▸ **Set task**
Please quote every line word for word.

(Records from a collection of figures)
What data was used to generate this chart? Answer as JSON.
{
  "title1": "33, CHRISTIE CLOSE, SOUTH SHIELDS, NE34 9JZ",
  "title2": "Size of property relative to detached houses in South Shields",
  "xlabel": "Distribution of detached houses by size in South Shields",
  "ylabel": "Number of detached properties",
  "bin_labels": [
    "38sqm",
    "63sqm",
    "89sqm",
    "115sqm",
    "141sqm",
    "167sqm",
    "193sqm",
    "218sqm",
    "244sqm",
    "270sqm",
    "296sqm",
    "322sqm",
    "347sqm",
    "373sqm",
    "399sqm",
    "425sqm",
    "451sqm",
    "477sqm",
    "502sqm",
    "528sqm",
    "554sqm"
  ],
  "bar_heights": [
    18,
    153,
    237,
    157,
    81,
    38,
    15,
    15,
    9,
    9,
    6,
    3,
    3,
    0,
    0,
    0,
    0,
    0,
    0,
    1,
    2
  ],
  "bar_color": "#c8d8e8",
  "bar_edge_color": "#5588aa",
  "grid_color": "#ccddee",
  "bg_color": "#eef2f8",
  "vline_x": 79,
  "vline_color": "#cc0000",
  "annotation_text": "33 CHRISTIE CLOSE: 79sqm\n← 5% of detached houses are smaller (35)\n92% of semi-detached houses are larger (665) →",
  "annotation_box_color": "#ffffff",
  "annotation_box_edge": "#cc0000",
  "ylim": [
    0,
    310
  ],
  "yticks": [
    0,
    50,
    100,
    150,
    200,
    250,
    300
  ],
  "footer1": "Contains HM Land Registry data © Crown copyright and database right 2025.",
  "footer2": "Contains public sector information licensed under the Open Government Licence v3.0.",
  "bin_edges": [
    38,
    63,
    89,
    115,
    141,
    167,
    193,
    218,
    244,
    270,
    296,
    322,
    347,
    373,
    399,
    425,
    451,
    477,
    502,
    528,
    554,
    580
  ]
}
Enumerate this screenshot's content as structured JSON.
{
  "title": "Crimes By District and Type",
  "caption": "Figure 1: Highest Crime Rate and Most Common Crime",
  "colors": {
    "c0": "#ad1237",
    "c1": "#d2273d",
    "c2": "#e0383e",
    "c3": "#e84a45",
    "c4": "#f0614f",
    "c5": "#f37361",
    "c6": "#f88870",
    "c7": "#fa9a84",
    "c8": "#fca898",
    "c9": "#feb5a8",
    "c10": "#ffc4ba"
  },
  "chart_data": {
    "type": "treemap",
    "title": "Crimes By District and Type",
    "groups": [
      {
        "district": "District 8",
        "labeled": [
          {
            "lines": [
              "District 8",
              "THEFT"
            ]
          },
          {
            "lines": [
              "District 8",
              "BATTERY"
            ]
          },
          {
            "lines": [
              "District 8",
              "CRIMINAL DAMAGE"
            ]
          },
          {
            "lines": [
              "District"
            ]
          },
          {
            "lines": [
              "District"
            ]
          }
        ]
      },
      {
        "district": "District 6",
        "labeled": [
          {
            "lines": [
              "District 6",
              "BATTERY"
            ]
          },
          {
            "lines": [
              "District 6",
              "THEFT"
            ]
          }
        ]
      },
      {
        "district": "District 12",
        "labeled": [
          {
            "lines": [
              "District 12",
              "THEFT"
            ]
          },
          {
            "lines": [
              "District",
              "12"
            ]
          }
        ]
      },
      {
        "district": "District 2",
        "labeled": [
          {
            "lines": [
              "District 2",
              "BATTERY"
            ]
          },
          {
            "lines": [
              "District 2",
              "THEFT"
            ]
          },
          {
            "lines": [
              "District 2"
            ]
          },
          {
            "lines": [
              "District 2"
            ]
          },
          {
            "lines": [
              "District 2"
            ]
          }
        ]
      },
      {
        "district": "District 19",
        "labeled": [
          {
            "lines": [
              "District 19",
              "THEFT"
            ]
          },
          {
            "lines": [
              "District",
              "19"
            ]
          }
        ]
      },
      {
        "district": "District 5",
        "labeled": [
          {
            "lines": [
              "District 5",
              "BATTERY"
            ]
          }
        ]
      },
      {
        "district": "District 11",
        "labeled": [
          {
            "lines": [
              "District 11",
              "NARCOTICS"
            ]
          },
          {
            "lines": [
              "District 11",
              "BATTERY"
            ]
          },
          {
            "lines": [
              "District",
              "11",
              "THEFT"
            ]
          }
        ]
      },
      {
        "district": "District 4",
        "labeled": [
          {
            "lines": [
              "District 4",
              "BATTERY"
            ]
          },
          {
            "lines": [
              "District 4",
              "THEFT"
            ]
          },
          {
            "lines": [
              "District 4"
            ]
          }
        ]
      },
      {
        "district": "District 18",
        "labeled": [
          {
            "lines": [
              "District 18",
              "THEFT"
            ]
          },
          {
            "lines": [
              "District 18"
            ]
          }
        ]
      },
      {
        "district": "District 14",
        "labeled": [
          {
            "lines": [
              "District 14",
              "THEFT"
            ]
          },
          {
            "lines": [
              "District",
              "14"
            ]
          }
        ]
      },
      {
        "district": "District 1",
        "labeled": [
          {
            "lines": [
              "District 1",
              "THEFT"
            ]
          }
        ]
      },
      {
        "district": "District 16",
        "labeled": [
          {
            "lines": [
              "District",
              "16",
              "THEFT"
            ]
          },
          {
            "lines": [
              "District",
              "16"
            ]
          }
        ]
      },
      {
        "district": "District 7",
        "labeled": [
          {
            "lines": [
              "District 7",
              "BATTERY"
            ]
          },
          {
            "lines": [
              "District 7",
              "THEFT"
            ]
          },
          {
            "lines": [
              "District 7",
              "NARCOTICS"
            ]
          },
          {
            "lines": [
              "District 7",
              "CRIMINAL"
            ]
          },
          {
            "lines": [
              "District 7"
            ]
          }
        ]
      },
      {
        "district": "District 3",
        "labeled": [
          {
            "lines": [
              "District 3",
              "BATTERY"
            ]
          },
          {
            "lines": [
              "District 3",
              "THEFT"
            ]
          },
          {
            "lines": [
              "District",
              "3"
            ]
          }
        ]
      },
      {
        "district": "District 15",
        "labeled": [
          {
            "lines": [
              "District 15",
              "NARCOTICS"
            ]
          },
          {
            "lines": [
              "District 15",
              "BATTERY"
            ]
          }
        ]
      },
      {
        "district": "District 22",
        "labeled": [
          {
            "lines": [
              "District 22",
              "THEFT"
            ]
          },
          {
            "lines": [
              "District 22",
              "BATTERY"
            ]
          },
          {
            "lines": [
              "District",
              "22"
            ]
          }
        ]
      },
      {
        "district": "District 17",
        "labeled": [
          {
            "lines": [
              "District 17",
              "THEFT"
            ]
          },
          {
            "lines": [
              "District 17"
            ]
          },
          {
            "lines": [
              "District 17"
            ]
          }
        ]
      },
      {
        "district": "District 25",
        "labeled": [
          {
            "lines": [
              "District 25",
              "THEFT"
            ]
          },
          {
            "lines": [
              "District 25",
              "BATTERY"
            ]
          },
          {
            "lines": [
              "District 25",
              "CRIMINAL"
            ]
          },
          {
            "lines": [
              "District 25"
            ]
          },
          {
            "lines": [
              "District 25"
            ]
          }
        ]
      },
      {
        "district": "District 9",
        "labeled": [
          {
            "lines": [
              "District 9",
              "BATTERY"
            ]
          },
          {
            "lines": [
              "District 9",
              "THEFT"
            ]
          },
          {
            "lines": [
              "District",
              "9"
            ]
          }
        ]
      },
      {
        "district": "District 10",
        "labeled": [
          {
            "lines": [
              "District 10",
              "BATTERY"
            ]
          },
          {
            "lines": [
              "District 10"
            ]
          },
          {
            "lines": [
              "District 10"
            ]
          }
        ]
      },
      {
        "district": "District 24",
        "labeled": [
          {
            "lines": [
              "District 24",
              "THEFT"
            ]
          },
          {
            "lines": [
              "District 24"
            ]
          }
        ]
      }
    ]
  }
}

▸ **Right answer**
What data was used to generate this chart? Answer as JSON.
{
  "title1": "33, CHRISTIE CLOSE, SOUTH SHIELDS, NE34 9JZ",
  "title2": "Size of property relative to detached houses in South Shields",
  "xlabel": "Distribution of detached houses by size in South Shields",
  "ylabel": "Number of detached properties",
  "bin_labels": [
    "38sqm",
    "63sqm",
    "89sqm",
    "115sqm",
    "141sqm",
    "167sqm",
    "193sqm",
    "218sqm",
    "244sqm",
    "270sqm",
    "296sqm",
    "322sqm",
    "347sqm",
    "373sqm",
    "399sqm",
    "425sqm",
    "451sqm",
    "477sqm",
    "502sqm",
    "528sqm",
    "554sqm"
  ],
  "bar_heights": [
    18,
    153,
    237,
    157,
    81,
    38,
    15,
    15,
    9,
    9,
    6,
    3,
    3,
    0,
    0,
    0,
    0,
    0,
    0,
    1,
    2
  ],
  "bar_color": "#c8d8e8",
  "bar_edge_color": "#5588aa",
  "grid_color": "#ccddee",
  "bg_color": "#eef2f8",
  "vline_x": 79,
  "vline_color": "#cc0000",
  "annotation_text": "33 CHRISTIE CLOSE: 79sqm\n← 5% of detached houses are smaller (35)\n92% of semi-detached houses are larger (665) →",
  "annotation_box_color": "#ffffff",
  "annotation_box_edge": "#cc0000",
  "ylim": [
    0,
    310
  ],
  "yticks": [
    0,
    50,
    100,
    150,
    200,
    250,
    300
  ],
  "footer1": "Contains HM Land Registry data © Crown copyright and database right 2025.",
  "footer2": "Contains public sector information licensed under the Open Government Licence v3.0.",
  "bin_edges": [
    38,
    63,
    89,
    115,
    141,
    167,
    193,
    218,
    244,
    270,
    296,
    322,
    347,
    373,
    399,
    425,
    451,
    477,
    502,
    528,
    554,
    580
  ]
}
Enumerate this screenshot's content as structured JSON.
{
  "title": "Crimes By District and Type",
  "caption": "Figure 1: Highest Crime Rate and Most Common Crime",
  "colors": {
    "c0": "#ad1237",
    "c1": "#d2273d",
    "c2": "#e0383e",
    "c3": "#e84a45",
    "c4": "#f0614f",
    "c5": "#f37361",
    "c6": "#f88870",
    "c7": "#fa9a84",
    "c8": "#fca898",
    "c9": "#feb5a8",
    "c10": "#ffc4ba"
  },
  "chart_data": {
    "type": "treemap",
    "title": "Crimes By District and Type",
    "groups": [
      {
        "district": "District 8",
        "labeled": [
          {
            "lines": [
              "District 8",
              "THEFT"
            ]
          },
          {
            "lines": [
              "District 8",
              "BATTERY"
            ]
          },
          {
            "lines": [
              "District 8",
              "CRIMINAL DAMAGE"
            ]
          },
          {
            "lines": [
              "District"
            ]
          },
          {
            "lines": [
              "District"
            ]
          }
        ]
      },
      {
        "district": "District 6",
        "labeled": [
          {
            "lines": [
              "District 6",
              "BATTERY"
            ]
          },
          {
            "lines": [
              "District 6",
              "THEFT"
            ]
          }
        ]
      },
      {
        "district": "District 12",
        "labeled": [
          {
            "lines": [
              "District 12",
              "THEFT"
            ]
          },
          {
            "lines": [
              "District",
              "12"
            ]
          }
        ]
      },
      {
        "district": "District 2",
        "labeled": [
          {
            "lines": [
              "District 2",
              "BATTERY"
            ]
          },
          {
            "lines": [
              "District 2",
              "THEFT"
            ]
          },
          {
            "lines": [
              "District 2"
            ]
          },
          {
            "lines": [
              "District 2"
            ]
          },
          {
            "lines": [
              "District 2"
            ]
          }
        ]
      },
      {
        "district": "District 19",
        "labeled": [
          {
            "lines": [
              "District 19",
              "THEFT"
            ]
          },
          {
            "lines": [
              "District",
              "19"
            ]
          }
        ]
      },
      {
        "district": "District 5",
        "labeled": [
          {
            "lines": [
              "District 5",
              "BATTERY"
            ]
          }
        ]
      },
      {
        "district": "District 11",
        "labeled": [
          {
            "lines": [
              "District 11",
              "NARCOTICS"
            ]
          },
          {
            "lines": [
              "District 11",
              "BATTERY"
            ]
          },
          {
            "lines": [
              "District",
              "11",
              "THEFT"
            ]
          }
        ]
      },
      {
        "district": "District 4",
        "labeled": [
          {
            "lines": [
              "District 4",
              "BATTERY"
            ]
          },
          {
            "lines": [
              "District 4",
              "THEFT"
            ]
          },
          {
            "lines": [
              "District 4"
            ]
          }
        ]
      },
      {
        "district": "District 18",
        "labeled": [
          {
            "lines": [
              "District 18",
              "THEFT"
            ]
          },
          {
            "lines": [
              "District 18"
            ]
          }
        ]
      },
      {
        "district": "District 14",
        "labeled": [
          {
            "lines": [
              "District 14",
              "THEFT"
            ]
          },
          {
            "lines": [
              "District",
              "14"
            ]
          }
        ]
      },
      {
        "district": "District 1",
        "labeled": [
          {
            "lines": [
              "District 1",
              "THEFT"
            ]
          }
        ]
      },
      {
        "district": "District 16",
        "labeled": [
          {
            "lines": [
              "District",
              "16",
              "THEFT"
            ]
          },
          {
            "lines": [
              "District",
              "16"
            ]
          }
        ]
      },
      {
        "district": "District 7",
        "labeled": [
          {
            "lines": [
              "District 7",
              "BATTERY"
            ]
          },
          {
            "lines": [
              "District 7",
              "THEFT"
            ]
          },
          {
            "lines": [
              "District 7",
              "NARCOTICS"
            ]
          },
          {
            "lines": [
              "District 7",
              "CRIMINAL"
            ]
          },
          {
            "lines": [
              "District 7"
            ]
          }
        ]
      },
      {
        "district": "District 3",
        "labeled": [
          {
            "lines": [
              "District 3",
              "BATTERY"
            ]
          },
          {
            "lines": [
              "District 3",
              "THEFT"
            ]
          },
          {
            "lines": [
              "District",
              "3"
            ]
          }
        ]
      },
      {
        "district": "District 15",
        "labeled": [
          {
            "lines": [
              "District 15",
              "NARCOTICS"
            ]
          },
          {
            "lines": [
              "District 15",
              "BATTERY"
            ]
          }
        ]
      },
      {
        "district": "District 22",
        "labeled": [
          {
            "lines": [
              "District 22",
              "THEFT"
            ]
          },
          {
            "lines": [
              "District 22",
              "BATTERY"
            ]
          },
          {
            "lines": [
              "District",
              "22"
            ]
          }
        ]
      },
      {
        "district": "District 17",
        "labeled": [
          {
            "lines": [
              "District 17",
              "THEFT"
            ]
          },
          {
            "lines": [
              "District 17"
            ]
          },
          {
            "lines": [
              "District 17"
            ]
          }
        ]
      },
      {
        "district": "District 25",
        "labeled": [
          {
            "lines": [
              "District 25",
              "THEFT"
            ]
          },
          {
            "lines": [
              "District 25",
              "BATTERY"
            ]
          },
          {
            "lines": [
              "District 25",
              "CRIMINAL"
            ]
          },
          {
            "lines": [
              "District 25"
            ]
          },
          {
            "lines": [
              "District 25"
            ]
          }
        ]
      },
      {
        "district": "District 9",
        "labeled": [
          {
            "lines": [
              "District 9",
              "BATTERY"
            ]
          },
          {
            "lines": [
              "District 9",
              "THEFT"
            ]
          },
          {
            "lines": [
              "District",
              "9"
            ]
          }
        ]
      },
      {
        "district": "District 10",
        "labeled": [
          {
            "lines": [
              "District 10",
              "BATTERY"
            ]
          },
          {
            "lines": [
              "District 10"
            ]
          },
          {
            "lines": [
              "District 10"
            ]
          }
        ]
      },
      {
        "district": "District 24",
        "labeled": [
          {
            "lines": [
              "District 24",
              "THEFT"
            ]
          },
          {
            "lines": [
              "District 24"
            ]
          }
        ]
      }
    ]
  }
}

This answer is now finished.